**Problem details:** Extract each line of the data below exactly as written.

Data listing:
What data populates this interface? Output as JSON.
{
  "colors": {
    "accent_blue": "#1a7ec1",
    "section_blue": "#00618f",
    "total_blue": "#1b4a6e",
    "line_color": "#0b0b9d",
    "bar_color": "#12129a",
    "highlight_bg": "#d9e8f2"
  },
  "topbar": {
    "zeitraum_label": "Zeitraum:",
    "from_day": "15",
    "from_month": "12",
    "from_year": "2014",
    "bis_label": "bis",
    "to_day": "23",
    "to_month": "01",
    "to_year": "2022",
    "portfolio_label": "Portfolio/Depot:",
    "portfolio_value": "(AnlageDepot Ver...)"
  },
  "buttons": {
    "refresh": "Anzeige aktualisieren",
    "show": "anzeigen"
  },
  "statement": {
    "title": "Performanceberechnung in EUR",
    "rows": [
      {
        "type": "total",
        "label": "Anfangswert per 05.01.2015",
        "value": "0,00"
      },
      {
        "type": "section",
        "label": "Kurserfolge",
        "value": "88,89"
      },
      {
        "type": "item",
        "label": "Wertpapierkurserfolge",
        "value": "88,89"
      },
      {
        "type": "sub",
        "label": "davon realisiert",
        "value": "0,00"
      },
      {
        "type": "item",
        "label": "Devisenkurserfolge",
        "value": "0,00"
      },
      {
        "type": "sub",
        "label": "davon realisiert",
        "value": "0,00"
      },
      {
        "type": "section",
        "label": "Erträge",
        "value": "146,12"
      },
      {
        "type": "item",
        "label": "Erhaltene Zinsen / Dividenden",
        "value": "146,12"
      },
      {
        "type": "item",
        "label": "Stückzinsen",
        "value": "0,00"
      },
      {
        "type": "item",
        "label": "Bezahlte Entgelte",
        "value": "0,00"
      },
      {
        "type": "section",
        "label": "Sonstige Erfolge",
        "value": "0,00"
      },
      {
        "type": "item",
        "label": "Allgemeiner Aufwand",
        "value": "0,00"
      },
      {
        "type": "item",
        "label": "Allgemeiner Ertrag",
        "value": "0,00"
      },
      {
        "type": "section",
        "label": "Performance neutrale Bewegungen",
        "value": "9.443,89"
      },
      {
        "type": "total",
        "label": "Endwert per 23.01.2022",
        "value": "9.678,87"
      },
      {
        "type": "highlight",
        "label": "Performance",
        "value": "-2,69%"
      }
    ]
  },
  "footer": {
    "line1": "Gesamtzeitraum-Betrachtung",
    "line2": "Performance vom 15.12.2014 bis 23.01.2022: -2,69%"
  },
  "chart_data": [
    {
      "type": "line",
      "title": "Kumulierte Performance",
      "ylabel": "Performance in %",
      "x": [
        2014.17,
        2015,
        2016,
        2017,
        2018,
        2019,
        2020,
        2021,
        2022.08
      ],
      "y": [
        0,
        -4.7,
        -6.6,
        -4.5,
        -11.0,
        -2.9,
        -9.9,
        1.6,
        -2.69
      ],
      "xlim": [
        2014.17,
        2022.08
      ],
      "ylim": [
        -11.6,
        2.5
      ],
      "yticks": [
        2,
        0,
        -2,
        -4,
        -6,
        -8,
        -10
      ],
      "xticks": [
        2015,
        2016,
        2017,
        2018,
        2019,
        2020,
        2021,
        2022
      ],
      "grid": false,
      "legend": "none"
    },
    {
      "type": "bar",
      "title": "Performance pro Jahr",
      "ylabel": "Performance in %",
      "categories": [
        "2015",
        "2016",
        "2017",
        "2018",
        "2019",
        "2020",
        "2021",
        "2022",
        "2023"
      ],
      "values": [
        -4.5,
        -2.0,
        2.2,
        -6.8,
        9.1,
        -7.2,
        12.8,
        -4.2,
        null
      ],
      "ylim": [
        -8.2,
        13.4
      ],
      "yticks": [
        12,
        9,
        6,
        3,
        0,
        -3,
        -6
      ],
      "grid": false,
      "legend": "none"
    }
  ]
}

**Exercise output:**
What data populates this interface? Output as JSON.
{
  "colors": {
    "accent_blue": "#1a7ec1",
    "section_blue": "#00618f",
    "total_blue": "#1b4a6e",
    "line_color": "#0b0b9d",
    "bar_color": "#12129a",
    "highlight_bg": "#d9e8f2"
  },
  "topbar": {
    "zeitraum_label": "Zeitraum:",
    "from_day": "15",
    "from_month": "12",
    "from_year": "2014",
    "bis_label": "bis",
    "to_day": "23",
    "to_month": "01",
    "to_year": "2022",
    "portfolio_label": "Portfolio/Depot:",
    "portfolio_value": "(AnlageDepot Ver...)"
  },
  "buttons": {
    "refresh": "Anzeige aktualisieren",
    "show": "anzeigen"
  },
  "statement": {
    "title": "Performanceberechnung in EUR",
    "rows": [
      {
        "type": "total",
        "label": "Anfangswert per 05.01.2015",
        "value": "0,00"
      },
      {
        "type": "section",
        "label": "Kurserfolge",
        "value": "88,89"
      },
      {
        "type": "item",
        "label": "Wertpapierkurserfolge",
        "value": "88,89"
      },
      {
        "type": "sub",
        "label": "davon realisiert",
        "value": "0,00"
      },
      {
        "type": "item",
        "label": "Devisenkurserfolge",
        "value": "0,00"
      },
      {
        "type": "sub",
        "label": "davon realisiert",
        "value": "0,00"
      },
      {
        "type": "section",
        "label": "Erträge",
        "value": "146,12"
      },
      {
        "type": "item",
        "label": "Erhaltene Zinsen / Dividenden",
        "value": "146,12"
      },
      {
        "type": "item",
        "label": "Stückzinsen",
        "value": "0,00"
      },
      {
        "type": "item",
        "label": "Bezahlte Entgelte",
        "value": "0,00"
      },
      {
        "type": "section",
        "label": "Sonstige Erfolge",
        "value": "0,00"
      },
      {
        "type": "item",
        "label": "Allgemeiner Aufwand",
        "value": "0,00"
      },
      {
        "type": "item",
        "label": "Allgemeiner Ertrag",
        "value": "0,00"
      },
      {
        "type": "section",
        "label": "Performance neutrale Bewegungen",
        "value": "9.443,89"
      },
      {
        "type": "total",
        "label": "Endwert per 23.01.2022",
        "value": "9.678,87"
      },
      {
        "type": "highlight",
        "label": "Performance",
        "value": "-2,69%"
      }
    ]
  },
  "footer": {
    "line1": "Gesamtzeitraum-Betrachtung",
    "line2": "Performance vom 15.12.2014 bis 23.01.2022: -2,69%"
  },
  "chart_data": [
    {
      "type": "line",
      "title": "Kumulierte Performance",
      "ylabel": "Performance in %",
      "x": [
        2014.17,
        2015,
        2016,
        2017,
        2018,
        2019,
        2020,
        2021,
        2022.08
      ],
      "y": [
        0,
        -4.7,
        -6.6,
        -4.5,
        -11.0,
        -2.9,
        -9.9,
        1.6,
        -2.69
      ],
      "xlim": [
        2014.17,
        2022.08
      ],
      "ylim": [
        -11.6,
        2.5
      ],
      "yticks": [
        2,
        0,
        -2,
        -4,
        -6,
        -8,
        -10
      ],
      "xticks": [
        2015,
        2016,
        2017,
        2018,
        2019,
        2020,
        2021,
        2022
      ],
      "grid": false,
      "legend": "none"
    },
    {
      "type": "bar",
      "title": "Performance pro Jahr",
      "ylabel": "Performance in %",
      "categories": [
        "2015",
        "2016",
        "2017",
        "2018",
        "2019",
        "2020",
        "2021",
        "2022",
        "2023"
      ],
      "values": [
        -4.5,
        -2.0,
        2.2,
        -6.8,
        9.1,
        -7.2,
        12.8,
        -4.2,
        null
      ],
      "ylim": [
        -8.2,
        13.4
      ],
      "yticks": [
        12,
        9,
        6,
        3,
        0,
        -3,
        -6
      ],
      "grid": false,
      "legend": "none"
    }
  ]
}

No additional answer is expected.